▶ _WHAT IS REQUIRED_
Return the listing below in full, with every line exactly as it is.

▶ _RECORDS FOR PROCESSING_
◆ ◆ ◆ ◆ ◆

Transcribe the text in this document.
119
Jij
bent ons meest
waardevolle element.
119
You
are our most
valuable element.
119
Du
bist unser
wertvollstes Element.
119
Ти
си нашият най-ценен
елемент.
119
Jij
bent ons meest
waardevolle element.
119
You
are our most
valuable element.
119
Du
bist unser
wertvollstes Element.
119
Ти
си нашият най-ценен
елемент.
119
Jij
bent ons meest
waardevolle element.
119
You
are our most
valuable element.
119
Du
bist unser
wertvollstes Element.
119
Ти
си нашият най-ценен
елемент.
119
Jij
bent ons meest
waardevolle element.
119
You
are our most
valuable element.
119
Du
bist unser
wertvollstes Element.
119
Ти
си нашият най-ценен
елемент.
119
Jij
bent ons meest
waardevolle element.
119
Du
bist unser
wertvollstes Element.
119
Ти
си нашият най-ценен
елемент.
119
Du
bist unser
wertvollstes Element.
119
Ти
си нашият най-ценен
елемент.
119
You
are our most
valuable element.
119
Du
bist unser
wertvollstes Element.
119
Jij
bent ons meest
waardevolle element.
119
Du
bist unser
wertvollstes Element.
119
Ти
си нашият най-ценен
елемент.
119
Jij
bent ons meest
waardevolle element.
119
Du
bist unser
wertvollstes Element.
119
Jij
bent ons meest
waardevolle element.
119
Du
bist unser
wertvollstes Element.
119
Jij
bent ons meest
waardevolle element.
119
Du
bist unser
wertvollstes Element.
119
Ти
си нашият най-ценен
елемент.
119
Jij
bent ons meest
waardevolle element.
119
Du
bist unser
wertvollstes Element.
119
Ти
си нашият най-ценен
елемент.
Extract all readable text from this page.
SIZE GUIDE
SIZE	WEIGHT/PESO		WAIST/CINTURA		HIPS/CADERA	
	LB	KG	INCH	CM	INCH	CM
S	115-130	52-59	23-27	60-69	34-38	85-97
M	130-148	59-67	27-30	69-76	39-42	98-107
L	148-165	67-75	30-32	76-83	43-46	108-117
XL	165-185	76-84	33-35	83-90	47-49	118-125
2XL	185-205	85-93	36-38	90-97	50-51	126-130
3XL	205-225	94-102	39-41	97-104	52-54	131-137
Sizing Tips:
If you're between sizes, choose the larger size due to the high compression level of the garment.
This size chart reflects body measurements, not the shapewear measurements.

◆ ◆ ◆ ◆ ◆

▶ _RESULT OF THE TASK_
Transcribe the text in this document.
119
Jij
bent ons meest
waardevolle element.
119
You
are our most
valuable element.
119
Du
bist unser
wertvollstes Element.
119
Ти
си нашият най-ценен
елемент.
119
Jij
bent ons meest
waardevolle element.
119
You
are our most
valuable element.
119
Du
bist unser
wertvollstes Element.
119
Ти
си нашият най-ценен
елемент.
119
Jij
bent ons meest
waardevolle element.
119
You
are our most
valuable element.
119
Du
bist unser
wertvollstes Element.
119
Ти
си нашият най-ценен
елемент.
119
Jij
bent ons meest
waardevolle element.
119
You
are our most
valuable element.
119
Du
bist unser
wertvollstes Element.
119
Ти
си нашият най-ценен
елемент.
119
Jij
bent ons meest
waardevolle element.
119
Du
bist unser
wertvollstes Element.
119
Ти
си нашият най-ценен
елемент.
119
Du
bist unser
wertvollstes Element.
119
Ти
си нашият най-ценен
елемент.
119
You
are our most
valuable element.
119
Du
bist unser
wertvollstes Element.
119
Jij
bent ons meest
waardevolle element.
119
Du
bist unser
wertvollstes Element.
119
Ти
си нашият най-ценен
елемент.
119
Jij
bent ons meest
waardevolle element.
119
Du
bist unser
wertvollstes Element.
119
Jij
bent ons meest
waardevolle element.
119
Du
bist unser
wertvollstes Element.
119
Jij
bent ons meest
waardevolle element.
119
Du
bist unser
wertvollstes Element.
119
Ти
си нашият най-ценен
елемент.
119
Jij
bent ons meest
waardevolle element.
119
Du
bist unser
wertvollstes Element.
119
Ти
си нашият най-ценен
елемент.
Extract all readable text from this page.
SIZE GUIDE
SIZE	WEIGHT/PESO		WAIST/CINTURA		HIPS/CADERA	
	LB	KG	INCH	CM	INCH	CM
S	115-130	52-59	23-27	60-69	34-38	85-97
M	130-148	59-67	27-30	69-76	39-42	98-107
L	148-165	67-75	30-32	76-83	43-46	108-117
XL	165-185	76-84	33-35	83-90	47-49	118-125
2XL	185-205	85-93	36-38	90-97	50-51	126-130
3XL	205-225	94-102	39-41	97-104	52-54	131-137
Sizing Tips:
If you're between sizes, choose the larger size due to the high compression level of the garment.
This size chart reflects body measurements, not the shapewear measurements.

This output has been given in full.